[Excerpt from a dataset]
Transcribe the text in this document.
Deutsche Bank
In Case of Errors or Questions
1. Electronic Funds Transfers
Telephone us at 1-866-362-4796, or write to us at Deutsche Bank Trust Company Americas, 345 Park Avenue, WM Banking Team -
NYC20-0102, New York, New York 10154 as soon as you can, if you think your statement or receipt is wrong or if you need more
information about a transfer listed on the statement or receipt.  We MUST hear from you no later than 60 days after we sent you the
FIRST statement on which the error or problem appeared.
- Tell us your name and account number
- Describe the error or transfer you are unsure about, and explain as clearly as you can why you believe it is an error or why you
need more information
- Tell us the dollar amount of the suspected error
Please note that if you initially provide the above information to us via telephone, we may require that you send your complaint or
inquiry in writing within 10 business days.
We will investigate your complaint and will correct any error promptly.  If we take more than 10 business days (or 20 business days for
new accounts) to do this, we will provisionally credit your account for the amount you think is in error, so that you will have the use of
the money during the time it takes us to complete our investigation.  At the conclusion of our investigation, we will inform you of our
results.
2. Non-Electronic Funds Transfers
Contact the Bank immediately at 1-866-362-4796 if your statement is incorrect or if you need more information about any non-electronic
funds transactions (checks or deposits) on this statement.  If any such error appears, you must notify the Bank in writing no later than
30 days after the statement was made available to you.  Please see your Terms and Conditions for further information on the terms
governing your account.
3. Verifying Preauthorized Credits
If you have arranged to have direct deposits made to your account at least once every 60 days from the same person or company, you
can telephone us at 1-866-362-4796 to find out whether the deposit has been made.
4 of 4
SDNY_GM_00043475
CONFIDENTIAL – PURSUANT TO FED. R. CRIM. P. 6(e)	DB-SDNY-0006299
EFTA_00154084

Exercise aim
Please set down all the data word for word.

Answer for the task
Transcribe the text in this document.
Deutsche Bank
In Case of Errors or Questions
1. Electronic Funds Transfers
Telephone us at 1-866-362-4796, or write to us at Deutsche Bank Trust Company Americas, 345 Park Avenue, WM Banking Team -
NYC20-0102, New York, New York 10154 as soon as you can, if you think your statement or receipt is wrong or if you need more
information about a transfer listed on the statement or receipt.  We MUST hear from you no later than 60 days after we sent you the
FIRST statement on which the error or problem appeared.
- Tell us your name and account number
- Describe the error or transfer you are unsure about, and explain as clearly as you can why you believe it is an error or why you
need more information
- Tell us the dollar amount of the suspected error
Please note that if you initially provide the above information to us via telephone, we may require that you send your complaint or
inquiry in writing within 10 business days.
We will investigate your complaint and will correct any error promptly.  If we take more than 10 business days (or 20 business days for
new accounts) to do this, we will provisionally credit your account for the amount you think is in error, so that you will have the use of
the money during the time it takes us to complete our investigation.  At the conclusion of our investigation, we will inform you of our
results.
2. Non-Electronic Funds Transfers
Contact the Bank immediately at 1-866-362-4796 if your statement is incorrect or if you need more information about any non-electronic
funds transactions (checks or deposits) on this statement.  If any such error appears, you must notify the Bank in writing no later than
30 days after the statement was made available to you.  Please see your Terms and Conditions for further information on the terms
governing your account.
3. Verifying Preauthorized Credits
If you have arranged to have direct deposits made to your account at least once every 60 days from the same person or company, you
can telephone us at 1-866-362-4796 to find out whether the deposit has been made.
4 of 4
SDNY_GM_00043475
CONFIDENTIAL – PURSUANT TO FED. R. CRIM. P. 6(e)	DB-SDNY-0006299
EFTA_00154084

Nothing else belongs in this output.